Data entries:
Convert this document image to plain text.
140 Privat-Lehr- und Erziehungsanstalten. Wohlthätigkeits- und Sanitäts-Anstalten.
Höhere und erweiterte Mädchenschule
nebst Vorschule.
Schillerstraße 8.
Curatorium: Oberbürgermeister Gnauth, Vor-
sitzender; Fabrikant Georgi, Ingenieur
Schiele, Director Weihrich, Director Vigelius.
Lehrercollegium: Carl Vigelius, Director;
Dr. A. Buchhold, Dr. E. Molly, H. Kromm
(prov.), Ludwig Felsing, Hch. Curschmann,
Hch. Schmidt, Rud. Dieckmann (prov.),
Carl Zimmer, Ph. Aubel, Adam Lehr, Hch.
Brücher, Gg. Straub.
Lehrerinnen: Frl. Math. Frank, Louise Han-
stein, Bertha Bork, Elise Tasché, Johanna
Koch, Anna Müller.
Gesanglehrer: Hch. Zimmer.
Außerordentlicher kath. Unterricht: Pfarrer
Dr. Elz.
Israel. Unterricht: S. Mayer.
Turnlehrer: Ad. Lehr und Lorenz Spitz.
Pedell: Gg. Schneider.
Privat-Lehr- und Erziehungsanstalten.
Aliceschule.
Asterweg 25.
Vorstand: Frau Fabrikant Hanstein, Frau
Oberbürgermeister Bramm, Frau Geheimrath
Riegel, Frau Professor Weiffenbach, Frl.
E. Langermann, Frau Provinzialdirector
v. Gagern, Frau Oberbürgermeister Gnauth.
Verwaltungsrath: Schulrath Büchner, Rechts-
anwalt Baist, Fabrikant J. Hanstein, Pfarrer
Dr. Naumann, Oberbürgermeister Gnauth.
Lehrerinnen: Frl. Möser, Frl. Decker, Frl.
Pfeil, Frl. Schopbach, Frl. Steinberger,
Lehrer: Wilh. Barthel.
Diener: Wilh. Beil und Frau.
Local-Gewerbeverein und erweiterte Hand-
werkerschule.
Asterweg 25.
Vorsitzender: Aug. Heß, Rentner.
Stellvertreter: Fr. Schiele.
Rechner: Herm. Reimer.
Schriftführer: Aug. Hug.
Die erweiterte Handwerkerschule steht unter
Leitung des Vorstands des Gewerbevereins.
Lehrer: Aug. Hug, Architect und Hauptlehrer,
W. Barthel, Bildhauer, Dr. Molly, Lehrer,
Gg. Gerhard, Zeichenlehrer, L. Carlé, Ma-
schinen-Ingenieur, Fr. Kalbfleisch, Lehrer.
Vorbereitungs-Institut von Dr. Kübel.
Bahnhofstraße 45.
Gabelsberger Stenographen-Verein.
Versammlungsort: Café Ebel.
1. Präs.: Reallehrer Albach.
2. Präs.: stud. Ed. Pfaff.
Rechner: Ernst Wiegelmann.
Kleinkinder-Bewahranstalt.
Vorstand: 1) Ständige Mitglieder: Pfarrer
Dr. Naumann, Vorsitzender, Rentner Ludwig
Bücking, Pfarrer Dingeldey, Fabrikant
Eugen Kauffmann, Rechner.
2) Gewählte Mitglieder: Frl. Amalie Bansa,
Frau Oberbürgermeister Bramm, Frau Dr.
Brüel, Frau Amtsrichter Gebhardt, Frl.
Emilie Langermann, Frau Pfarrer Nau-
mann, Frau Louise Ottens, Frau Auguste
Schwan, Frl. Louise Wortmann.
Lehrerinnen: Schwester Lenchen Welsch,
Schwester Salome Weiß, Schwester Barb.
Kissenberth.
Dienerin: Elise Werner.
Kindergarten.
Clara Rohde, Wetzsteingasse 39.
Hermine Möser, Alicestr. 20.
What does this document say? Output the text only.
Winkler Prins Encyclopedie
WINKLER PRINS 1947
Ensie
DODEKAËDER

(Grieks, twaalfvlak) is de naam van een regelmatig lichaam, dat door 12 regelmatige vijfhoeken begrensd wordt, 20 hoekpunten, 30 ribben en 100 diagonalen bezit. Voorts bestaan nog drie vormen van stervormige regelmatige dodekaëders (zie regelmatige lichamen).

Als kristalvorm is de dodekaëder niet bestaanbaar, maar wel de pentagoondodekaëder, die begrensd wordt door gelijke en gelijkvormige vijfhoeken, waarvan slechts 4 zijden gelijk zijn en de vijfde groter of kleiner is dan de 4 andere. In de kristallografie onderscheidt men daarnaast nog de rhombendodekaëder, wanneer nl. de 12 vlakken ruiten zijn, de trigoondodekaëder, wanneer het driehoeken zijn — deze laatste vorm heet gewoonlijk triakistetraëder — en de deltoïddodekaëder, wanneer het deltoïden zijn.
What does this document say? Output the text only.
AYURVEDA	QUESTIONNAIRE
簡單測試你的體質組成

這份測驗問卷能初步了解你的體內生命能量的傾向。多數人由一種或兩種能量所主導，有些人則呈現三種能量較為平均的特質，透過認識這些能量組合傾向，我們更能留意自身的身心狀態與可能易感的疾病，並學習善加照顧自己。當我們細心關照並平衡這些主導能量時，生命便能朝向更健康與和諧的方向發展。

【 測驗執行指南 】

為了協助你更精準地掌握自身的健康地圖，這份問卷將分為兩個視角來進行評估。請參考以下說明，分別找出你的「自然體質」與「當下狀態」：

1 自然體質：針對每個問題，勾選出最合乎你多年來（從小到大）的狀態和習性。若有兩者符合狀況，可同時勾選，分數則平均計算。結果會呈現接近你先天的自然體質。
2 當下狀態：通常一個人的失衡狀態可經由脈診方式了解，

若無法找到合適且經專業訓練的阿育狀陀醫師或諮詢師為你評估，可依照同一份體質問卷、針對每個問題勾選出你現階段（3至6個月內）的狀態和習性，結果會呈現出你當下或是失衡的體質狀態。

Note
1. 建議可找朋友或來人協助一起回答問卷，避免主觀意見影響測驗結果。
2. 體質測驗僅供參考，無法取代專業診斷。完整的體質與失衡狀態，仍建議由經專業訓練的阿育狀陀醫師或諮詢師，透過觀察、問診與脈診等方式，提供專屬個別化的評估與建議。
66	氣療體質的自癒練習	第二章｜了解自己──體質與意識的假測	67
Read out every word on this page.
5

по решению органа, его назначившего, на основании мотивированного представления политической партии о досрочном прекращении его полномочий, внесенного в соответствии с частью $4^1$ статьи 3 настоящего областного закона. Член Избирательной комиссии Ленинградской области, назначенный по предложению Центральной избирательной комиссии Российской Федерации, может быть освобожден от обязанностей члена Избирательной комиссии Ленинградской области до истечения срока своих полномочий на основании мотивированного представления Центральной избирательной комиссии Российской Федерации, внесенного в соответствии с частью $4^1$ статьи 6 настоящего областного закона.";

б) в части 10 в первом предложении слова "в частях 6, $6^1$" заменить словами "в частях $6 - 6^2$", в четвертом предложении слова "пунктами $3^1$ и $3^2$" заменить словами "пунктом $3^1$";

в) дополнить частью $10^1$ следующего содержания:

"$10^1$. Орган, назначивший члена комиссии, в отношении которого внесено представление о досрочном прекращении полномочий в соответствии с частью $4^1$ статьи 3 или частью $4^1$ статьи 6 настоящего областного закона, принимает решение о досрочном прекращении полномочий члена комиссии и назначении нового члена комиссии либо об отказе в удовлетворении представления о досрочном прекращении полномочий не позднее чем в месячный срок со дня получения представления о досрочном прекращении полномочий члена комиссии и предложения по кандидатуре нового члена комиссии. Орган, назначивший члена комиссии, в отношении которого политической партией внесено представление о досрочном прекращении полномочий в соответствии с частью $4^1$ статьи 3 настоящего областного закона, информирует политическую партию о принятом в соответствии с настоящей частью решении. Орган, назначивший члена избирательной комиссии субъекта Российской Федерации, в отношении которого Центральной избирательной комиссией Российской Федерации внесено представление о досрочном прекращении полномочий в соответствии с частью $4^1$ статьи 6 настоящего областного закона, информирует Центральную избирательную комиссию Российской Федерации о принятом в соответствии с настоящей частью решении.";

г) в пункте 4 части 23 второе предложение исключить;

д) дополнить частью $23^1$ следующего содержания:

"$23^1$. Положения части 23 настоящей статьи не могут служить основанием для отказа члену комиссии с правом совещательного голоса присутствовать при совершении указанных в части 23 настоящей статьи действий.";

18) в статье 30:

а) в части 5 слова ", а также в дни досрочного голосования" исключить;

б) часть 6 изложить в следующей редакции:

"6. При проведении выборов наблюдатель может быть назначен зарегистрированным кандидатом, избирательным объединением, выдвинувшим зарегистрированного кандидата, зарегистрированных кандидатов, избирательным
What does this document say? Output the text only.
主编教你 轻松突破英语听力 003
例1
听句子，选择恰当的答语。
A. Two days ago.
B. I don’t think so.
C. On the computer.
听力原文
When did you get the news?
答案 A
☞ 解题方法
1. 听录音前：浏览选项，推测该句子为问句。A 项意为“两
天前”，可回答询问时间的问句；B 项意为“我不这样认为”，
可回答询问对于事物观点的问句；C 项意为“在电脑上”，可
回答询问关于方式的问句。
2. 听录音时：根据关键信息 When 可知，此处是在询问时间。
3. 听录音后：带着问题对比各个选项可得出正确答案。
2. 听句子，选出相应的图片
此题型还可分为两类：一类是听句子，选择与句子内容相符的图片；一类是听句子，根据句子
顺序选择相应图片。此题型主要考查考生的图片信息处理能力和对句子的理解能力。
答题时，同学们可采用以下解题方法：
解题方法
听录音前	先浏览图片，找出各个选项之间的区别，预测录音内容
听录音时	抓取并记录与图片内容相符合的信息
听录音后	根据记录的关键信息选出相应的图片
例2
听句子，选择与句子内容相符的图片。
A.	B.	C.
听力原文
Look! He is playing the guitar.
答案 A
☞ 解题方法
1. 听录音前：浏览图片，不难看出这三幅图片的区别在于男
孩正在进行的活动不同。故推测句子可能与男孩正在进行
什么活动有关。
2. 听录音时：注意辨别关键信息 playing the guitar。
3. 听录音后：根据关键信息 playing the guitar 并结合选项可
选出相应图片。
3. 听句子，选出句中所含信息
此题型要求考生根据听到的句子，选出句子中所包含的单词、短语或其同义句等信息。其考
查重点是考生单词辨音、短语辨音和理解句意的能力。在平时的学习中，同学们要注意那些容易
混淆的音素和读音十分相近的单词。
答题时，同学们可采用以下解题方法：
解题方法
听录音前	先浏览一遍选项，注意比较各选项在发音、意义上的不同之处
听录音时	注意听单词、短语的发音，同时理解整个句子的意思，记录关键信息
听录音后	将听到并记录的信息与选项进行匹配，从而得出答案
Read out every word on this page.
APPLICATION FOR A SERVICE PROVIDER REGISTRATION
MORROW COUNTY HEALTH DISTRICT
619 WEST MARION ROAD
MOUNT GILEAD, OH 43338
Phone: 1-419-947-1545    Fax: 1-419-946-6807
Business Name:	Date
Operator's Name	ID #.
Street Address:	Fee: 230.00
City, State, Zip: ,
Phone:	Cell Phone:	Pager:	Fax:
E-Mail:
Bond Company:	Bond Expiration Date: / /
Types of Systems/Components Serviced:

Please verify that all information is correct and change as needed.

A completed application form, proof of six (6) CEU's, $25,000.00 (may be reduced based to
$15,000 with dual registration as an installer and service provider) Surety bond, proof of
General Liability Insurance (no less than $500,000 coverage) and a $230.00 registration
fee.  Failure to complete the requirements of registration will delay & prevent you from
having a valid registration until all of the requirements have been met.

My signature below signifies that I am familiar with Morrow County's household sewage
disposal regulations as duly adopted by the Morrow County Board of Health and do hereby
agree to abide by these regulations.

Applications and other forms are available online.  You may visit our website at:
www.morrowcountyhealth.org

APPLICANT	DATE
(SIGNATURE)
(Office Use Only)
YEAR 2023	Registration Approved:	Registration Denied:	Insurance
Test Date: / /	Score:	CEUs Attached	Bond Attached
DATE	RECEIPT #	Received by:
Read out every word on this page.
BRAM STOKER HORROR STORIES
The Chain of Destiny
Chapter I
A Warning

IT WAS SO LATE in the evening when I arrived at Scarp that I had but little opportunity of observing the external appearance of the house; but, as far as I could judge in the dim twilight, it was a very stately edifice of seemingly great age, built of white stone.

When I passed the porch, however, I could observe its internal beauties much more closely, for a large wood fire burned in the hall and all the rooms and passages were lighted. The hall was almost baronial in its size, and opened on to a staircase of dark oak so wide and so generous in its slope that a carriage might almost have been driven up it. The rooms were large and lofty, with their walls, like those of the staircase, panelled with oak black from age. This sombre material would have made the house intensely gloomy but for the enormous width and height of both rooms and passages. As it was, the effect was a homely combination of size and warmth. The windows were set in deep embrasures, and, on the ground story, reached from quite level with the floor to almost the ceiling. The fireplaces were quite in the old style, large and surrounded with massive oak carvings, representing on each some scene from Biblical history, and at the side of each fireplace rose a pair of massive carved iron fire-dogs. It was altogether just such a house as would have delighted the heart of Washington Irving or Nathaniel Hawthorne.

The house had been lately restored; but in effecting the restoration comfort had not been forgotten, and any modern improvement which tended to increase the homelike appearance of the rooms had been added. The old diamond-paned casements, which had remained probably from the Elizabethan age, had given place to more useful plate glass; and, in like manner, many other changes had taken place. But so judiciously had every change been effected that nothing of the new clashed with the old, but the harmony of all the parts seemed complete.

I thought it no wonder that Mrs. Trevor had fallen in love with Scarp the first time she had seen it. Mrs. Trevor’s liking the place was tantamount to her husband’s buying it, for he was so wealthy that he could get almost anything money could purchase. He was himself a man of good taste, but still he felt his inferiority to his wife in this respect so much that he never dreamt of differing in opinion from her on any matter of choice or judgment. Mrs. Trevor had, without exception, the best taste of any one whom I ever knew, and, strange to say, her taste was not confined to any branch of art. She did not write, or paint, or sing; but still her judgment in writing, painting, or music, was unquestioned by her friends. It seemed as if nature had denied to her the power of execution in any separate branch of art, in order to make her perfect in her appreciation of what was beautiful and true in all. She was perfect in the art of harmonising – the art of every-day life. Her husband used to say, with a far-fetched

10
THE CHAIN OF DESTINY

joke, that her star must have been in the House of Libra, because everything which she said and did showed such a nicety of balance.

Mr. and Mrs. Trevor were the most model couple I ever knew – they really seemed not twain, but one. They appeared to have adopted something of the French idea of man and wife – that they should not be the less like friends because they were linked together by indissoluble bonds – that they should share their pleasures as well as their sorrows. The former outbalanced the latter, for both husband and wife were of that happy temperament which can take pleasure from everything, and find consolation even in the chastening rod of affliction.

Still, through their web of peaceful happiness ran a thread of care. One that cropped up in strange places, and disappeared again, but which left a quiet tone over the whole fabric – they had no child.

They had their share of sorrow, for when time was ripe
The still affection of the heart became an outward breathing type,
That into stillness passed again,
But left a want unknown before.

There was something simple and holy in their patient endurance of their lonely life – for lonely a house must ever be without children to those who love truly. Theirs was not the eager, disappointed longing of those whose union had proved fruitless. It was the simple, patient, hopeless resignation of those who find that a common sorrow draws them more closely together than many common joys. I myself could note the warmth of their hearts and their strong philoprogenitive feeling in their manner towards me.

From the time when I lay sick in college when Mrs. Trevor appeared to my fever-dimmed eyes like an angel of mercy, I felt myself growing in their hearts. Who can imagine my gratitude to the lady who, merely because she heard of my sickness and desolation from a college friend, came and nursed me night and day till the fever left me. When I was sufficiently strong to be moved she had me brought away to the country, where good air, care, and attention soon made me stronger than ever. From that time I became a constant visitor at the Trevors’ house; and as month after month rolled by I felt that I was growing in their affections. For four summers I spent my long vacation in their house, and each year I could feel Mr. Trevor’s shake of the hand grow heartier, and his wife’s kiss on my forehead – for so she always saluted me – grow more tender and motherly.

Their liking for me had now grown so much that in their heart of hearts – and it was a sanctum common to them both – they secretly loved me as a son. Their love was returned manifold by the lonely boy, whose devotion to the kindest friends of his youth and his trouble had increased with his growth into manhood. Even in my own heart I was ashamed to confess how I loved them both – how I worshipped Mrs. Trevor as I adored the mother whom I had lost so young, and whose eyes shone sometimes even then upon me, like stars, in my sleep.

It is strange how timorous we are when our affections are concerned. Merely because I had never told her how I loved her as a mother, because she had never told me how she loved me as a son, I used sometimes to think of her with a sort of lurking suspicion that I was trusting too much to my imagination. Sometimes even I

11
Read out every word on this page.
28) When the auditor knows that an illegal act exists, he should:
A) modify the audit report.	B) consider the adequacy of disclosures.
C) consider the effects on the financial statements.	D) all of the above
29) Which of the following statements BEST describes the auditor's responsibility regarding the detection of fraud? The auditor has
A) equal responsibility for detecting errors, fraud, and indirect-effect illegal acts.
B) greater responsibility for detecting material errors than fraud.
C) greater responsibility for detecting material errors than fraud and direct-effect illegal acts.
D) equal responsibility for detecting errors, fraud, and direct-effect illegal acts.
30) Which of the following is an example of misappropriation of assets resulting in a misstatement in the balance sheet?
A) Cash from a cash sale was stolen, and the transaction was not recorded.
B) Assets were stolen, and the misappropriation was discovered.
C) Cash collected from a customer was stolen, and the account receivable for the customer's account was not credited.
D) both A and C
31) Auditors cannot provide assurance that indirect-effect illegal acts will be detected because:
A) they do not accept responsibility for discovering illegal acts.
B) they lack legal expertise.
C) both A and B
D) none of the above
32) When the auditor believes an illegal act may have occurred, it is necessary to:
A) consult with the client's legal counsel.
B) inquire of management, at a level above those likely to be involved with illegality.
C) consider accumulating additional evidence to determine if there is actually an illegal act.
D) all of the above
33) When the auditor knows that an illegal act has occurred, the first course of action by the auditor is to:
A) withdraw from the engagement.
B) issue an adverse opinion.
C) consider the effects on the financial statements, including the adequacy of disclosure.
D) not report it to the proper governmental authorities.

- _Problem requirements_:
Using the listing above, pick out each line that contains the word "исключить", then copy it.

- _Solution to this exercise_:
г) в пункте 4 части 23 второе предложение исключить;
а) в части 5 слова ", а также в дни досрочного голосования" исключить;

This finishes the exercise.